start Provided information

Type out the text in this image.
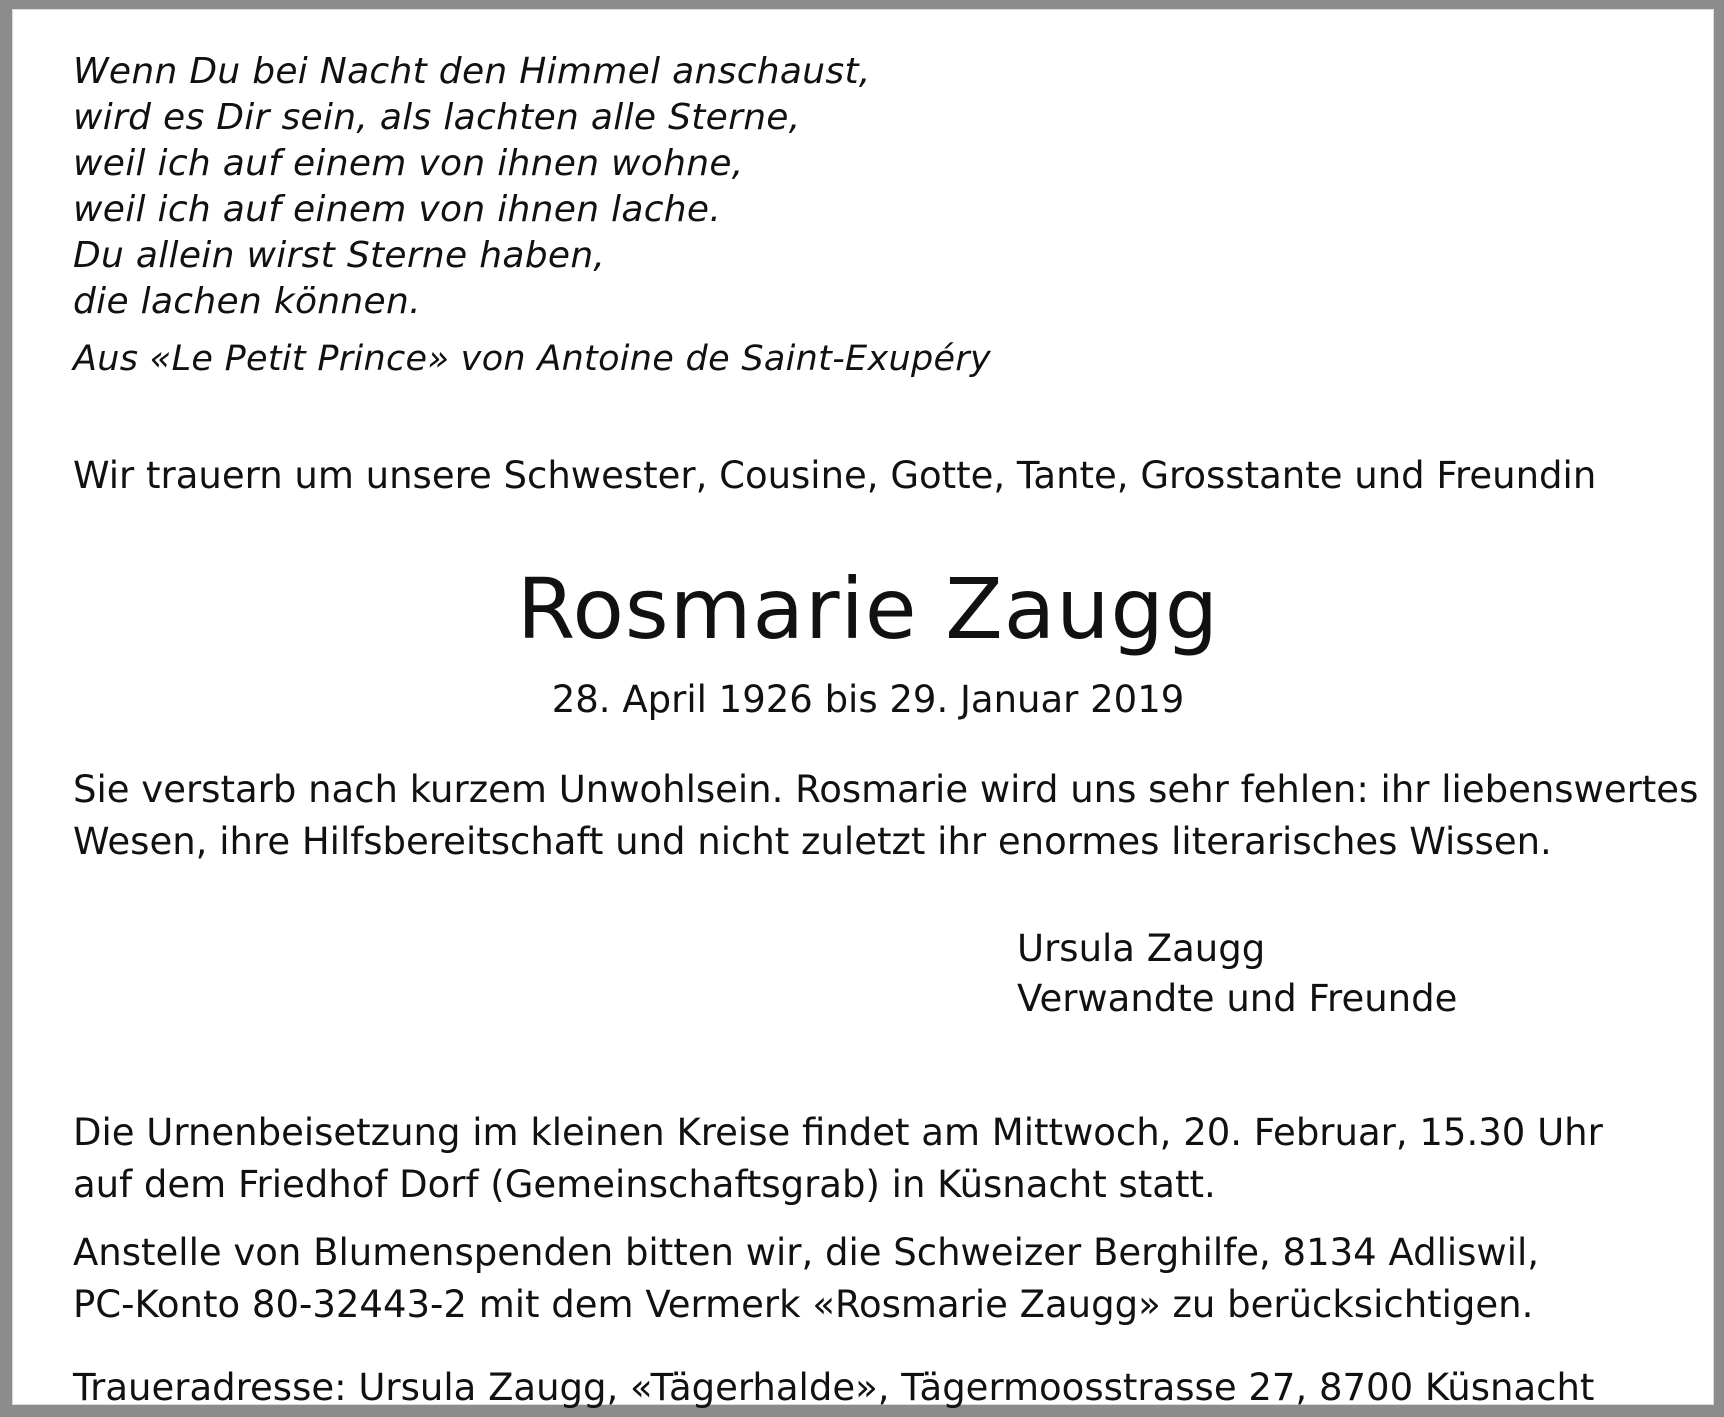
Wenn Du bei Nacht den Himmel anschaust,
wird es Dir sein, als lachten alle Sterne,
weil ich auf einem von ihnen wohne,
weil ich auf einem von ihnen lache.
Du allein wirst Sterne haben,
die lachen können.
Aus «Le Petit Prince» von Antoine de Saint-Exupéry
Wir trauern um unsere Schwester, Cousine, Gotte, Tante, Grosstante und Freundin
Rosmarie Zaugg
28. April 1926 bis 29. Januar 2019
Sie verstarb nach kurzem Unwohlsein. Rosmarie wird uns sehr fehlen: ihr liebenswertes
Wesen, ihre Hilfsbereitschaft und nicht zuletzt ihr enormes literarisches Wissen.
Ursula Zaugg
Verwandte und Freunde
Die Urnenbeisetzung im kleinen Kreise findet am Mittwoch, 20. Februar, 15.30 Uhr
auf dem Friedhof Dorf (Gemeinschaftsgrab) in Küsnacht statt.
Anstelle von Blumenspenden bitten wir, die Schweizer Berghilfe, 8134 Adliswil,
PC-Konto 80-32443-2 mit dem Vermerk «Rosmarie Zaugg» zu berücksichtigen.
Traueradresse: Ursula Zaugg, «Tägerhalde», Tägermoosstrasse 27, 8700 Küsnacht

end Provided information

Given exercise:
Count the lines of the material that include the word "ihnen", then report only the total.

Answer to the problem:
2